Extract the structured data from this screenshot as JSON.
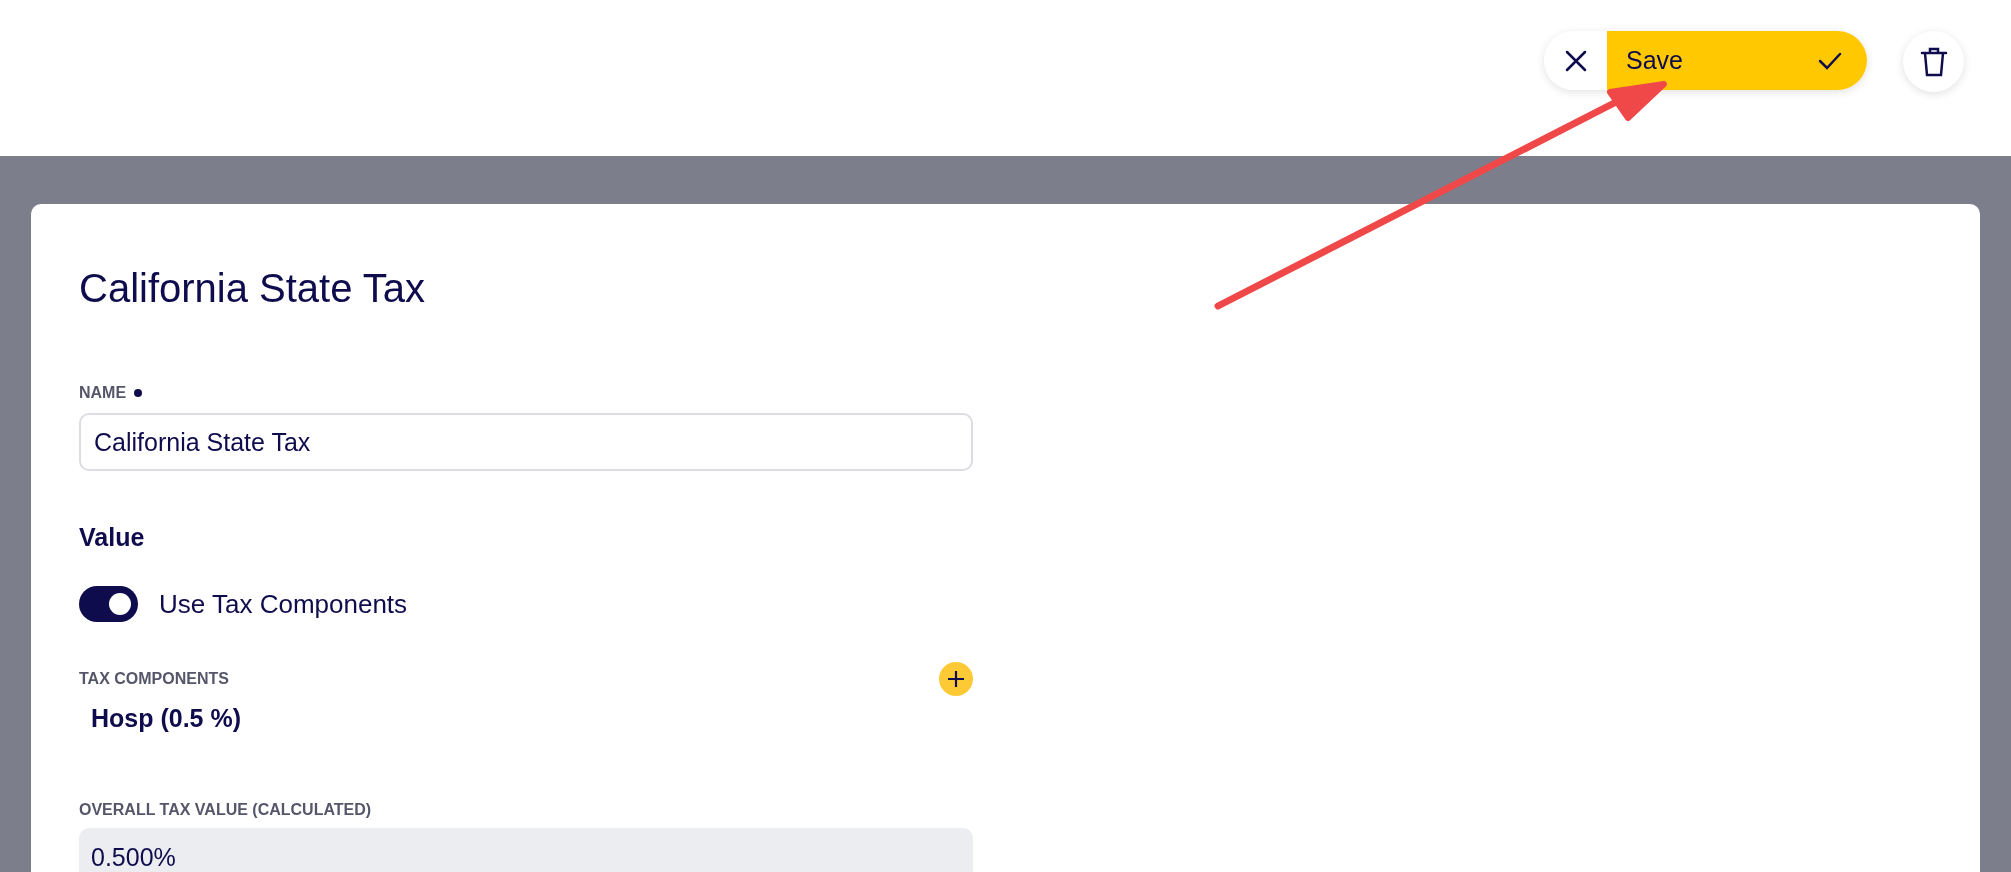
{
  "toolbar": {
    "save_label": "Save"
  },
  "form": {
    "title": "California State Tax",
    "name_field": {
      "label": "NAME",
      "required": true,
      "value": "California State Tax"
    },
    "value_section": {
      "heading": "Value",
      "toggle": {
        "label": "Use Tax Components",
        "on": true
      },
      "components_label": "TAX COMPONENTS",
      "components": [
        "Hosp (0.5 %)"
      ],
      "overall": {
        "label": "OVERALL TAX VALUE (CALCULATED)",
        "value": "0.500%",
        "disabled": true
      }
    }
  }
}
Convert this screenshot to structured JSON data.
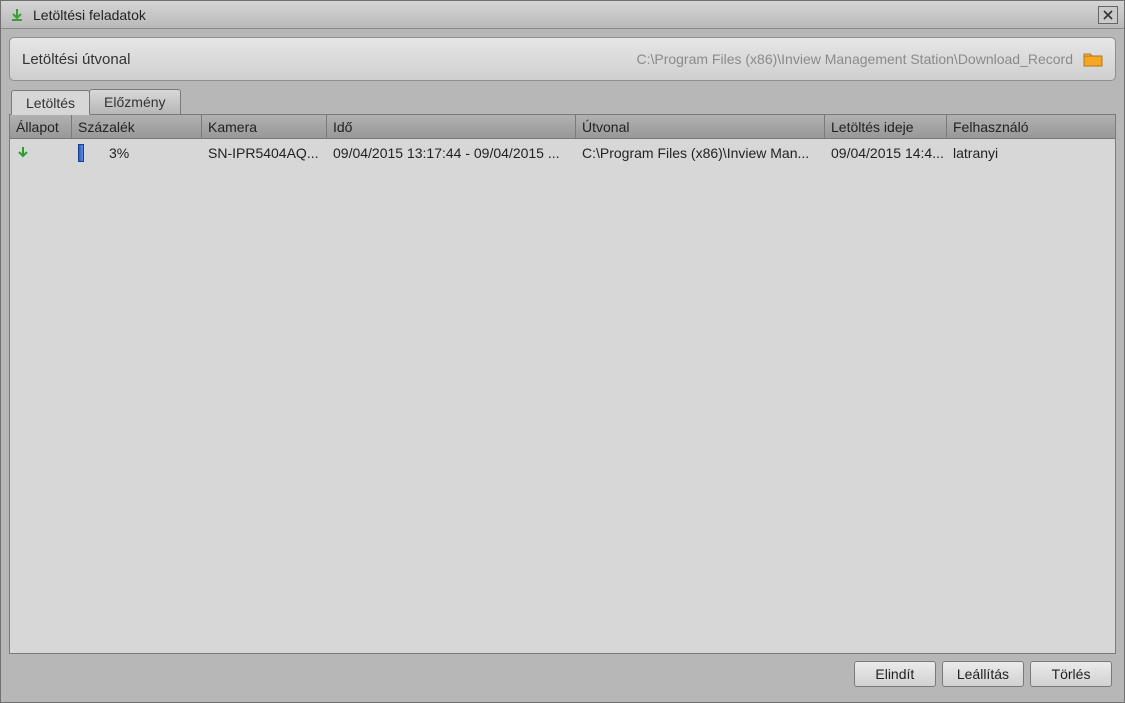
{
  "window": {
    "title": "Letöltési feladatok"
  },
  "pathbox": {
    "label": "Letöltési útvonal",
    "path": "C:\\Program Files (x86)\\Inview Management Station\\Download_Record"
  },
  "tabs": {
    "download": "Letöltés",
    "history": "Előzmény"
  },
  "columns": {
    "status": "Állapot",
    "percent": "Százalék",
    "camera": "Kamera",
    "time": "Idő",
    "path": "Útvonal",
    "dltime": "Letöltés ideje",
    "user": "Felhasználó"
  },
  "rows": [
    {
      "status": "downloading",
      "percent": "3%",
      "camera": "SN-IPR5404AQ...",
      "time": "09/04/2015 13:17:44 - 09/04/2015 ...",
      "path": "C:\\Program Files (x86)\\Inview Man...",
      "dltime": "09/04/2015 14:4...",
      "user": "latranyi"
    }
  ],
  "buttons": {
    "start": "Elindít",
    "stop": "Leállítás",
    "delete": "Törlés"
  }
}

────────

Set problem: Copy out each line word for word, please, skipping the images.

Task response:
Extract the structured data from this screenshot as JSON.
{
  "toolbar": {
    "save_label": "Save"
  },
  "form": {
    "title": "California State Tax",
    "name_field": {
      "label": "NAME",
      "required": true,
      "value": "California State Tax"
    },
    "value_section": {
      "heading": "Value",
      "toggle": {
        "label": "Use Tax Components",
        "on": true
      },
      "components_label": "TAX COMPONENTS",
      "components": [
        "Hosp (0.5 %)"
      ],
      "overall": {
        "label": "OVERALL TAX VALUE (CALCULATED)",
        "value": "0.500%",
        "disabled": true
      }
    }
  }
}
Convert this screenshot to structured JSON data.
{
  "window": {
    "title": "Letöltési feladatok"
  },
  "pathbox": {
    "label": "Letöltési útvonal",
    "path": "C:\\Program Files (x86)\\Inview Management Station\\Download_Record"
  },
  "tabs": {
    "download": "Letöltés",
    "history": "Előzmény"
  },
  "columns": {
    "status": "Állapot",
    "percent": "Százalék",
    "camera": "Kamera",
    "time": "Idő",
    "path": "Útvonal",
    "dltime": "Letöltés ideje",
    "user": "Felhasználó"
  },
  "rows": [
    {
      "status": "downloading",
      "percent": "3%",
      "camera": "SN-IPR5404AQ...",
      "time": "09/04/2015 13:17:44 - 09/04/2015 ...",
      "path": "C:\\Program Files (x86)\\Inview Man...",
      "dltime": "09/04/2015 14:4...",
      "user": "latranyi"
    }
  ],
  "buttons": {
    "start": "Elindít",
    "stop": "Leállítás",
    "delete": "Törlés"
  }
}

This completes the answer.